» **WHAT IS ASKED**
Write out the material below again, unchanged.

BEGIN DATA EXTRACT

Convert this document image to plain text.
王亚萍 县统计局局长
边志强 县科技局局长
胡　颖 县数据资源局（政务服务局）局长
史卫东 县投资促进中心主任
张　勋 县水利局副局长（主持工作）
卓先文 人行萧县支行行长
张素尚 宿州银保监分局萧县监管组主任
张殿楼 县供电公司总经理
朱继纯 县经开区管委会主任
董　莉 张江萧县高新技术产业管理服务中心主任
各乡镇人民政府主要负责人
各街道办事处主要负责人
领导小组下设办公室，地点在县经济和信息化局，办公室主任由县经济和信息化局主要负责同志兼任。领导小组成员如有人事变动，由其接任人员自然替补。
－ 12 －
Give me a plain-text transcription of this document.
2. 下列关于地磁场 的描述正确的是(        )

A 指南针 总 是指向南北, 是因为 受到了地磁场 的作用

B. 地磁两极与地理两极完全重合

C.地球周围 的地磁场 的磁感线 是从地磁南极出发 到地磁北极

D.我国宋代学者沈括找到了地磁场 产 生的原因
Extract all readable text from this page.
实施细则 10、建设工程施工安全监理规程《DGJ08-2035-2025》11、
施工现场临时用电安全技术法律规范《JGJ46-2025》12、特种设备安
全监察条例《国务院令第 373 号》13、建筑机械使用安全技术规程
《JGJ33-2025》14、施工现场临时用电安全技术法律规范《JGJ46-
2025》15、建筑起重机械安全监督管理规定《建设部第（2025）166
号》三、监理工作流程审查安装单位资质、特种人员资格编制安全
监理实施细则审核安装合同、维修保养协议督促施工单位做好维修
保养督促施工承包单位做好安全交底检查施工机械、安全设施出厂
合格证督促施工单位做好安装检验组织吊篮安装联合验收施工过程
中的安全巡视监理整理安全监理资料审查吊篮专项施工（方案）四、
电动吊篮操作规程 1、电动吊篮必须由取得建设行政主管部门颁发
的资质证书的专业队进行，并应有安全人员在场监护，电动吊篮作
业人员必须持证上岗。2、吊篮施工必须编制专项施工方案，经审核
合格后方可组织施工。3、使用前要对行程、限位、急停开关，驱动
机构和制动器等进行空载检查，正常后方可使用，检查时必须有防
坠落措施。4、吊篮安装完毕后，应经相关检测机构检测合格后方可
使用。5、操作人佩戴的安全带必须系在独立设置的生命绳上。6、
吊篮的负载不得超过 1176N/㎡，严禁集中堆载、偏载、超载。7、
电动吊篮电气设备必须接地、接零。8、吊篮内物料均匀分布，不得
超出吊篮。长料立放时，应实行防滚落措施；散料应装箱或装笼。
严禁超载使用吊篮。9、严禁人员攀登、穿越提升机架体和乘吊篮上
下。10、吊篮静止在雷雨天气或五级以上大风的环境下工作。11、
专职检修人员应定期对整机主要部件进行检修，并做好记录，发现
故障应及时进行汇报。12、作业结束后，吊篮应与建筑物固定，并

END DATA EXTRACT

» **ANSWER BELOW**
Convert this document image to plain text.
王亚萍 县统计局局长
边志强 县科技局局长
胡　颖 县数据资源局（政务服务局）局长
史卫东 县投资促进中心主任
张　勋 县水利局副局长（主持工作）
卓先文 人行萧县支行行长
张素尚 宿州银保监分局萧县监管组主任
张殿楼 县供电公司总经理
朱继纯 县经开区管委会主任
董　莉 张江萧县高新技术产业管理服务中心主任
各乡镇人民政府主要负责人
各街道办事处主要负责人
领导小组下设办公室，地点在县经济和信息化局，办公室主任由县经济和信息化局主要负责同志兼任。领导小组成员如有人事变动，由其接任人员自然替补。
－ 12 －
Give me a plain-text transcription of this document.
2. 下列关于地磁场 的描述正确的是(        )

A 指南针 总 是指向南北, 是因为 受到了地磁场 的作用

B. 地磁两极与地理两极完全重合

C.地球周围 的地磁场 的磁感线 是从地磁南极出发 到地磁北极

D.我国宋代学者沈括找到了地磁场 产 生的原因
Extract all readable text from this page.
实施细则 10、建设工程施工安全监理规程《DGJ08-2035-2025》11、
施工现场临时用电安全技术法律规范《JGJ46-2025》12、特种设备安
全监察条例《国务院令第 373 号》13、建筑机械使用安全技术规程
《JGJ33-2025》14、施工现场临时用电安全技术法律规范《JGJ46-
2025》15、建筑起重机械安全监督管理规定《建设部第（2025）166
号》三、监理工作流程审查安装单位资质、特种人员资格编制安全
监理实施细则审核安装合同、维修保养协议督促施工单位做好维修
保养督促施工承包单位做好安全交底检查施工机械、安全设施出厂
合格证督促施工单位做好安装检验组织吊篮安装联合验收施工过程
中的安全巡视监理整理安全监理资料审查吊篮专项施工（方案）四、
电动吊篮操作规程 1、电动吊篮必须由取得建设行政主管部门颁发
的资质证书的专业队进行，并应有安全人员在场监护，电动吊篮作
业人员必须持证上岗。2、吊篮施工必须编制专项施工方案，经审核
合格后方可组织施工。3、使用前要对行程、限位、急停开关，驱动
机构和制动器等进行空载检查，正常后方可使用，检查时必须有防
坠落措施。4、吊篮安装完毕后，应经相关检测机构检测合格后方可
使用。5、操作人佩戴的安全带必须系在独立设置的生命绳上。6、
吊篮的负载不得超过 1176N/㎡，严禁集中堆载、偏载、超载。7、
电动吊篮电气设备必须接地、接零。8、吊篮内物料均匀分布，不得
超出吊篮。长料立放时，应实行防滚落措施；散料应装箱或装笼。
严禁超载使用吊篮。9、严禁人员攀登、穿越提升机架体和乘吊篮上
下。10、吊篮静止在雷雨天气或五级以上大风的环境下工作。11、
专职检修人员应定期对整机主要部件进行检修，并做好记录，发现
故障应及时进行汇报。12、作业结束后，吊篮应与建筑物固定，并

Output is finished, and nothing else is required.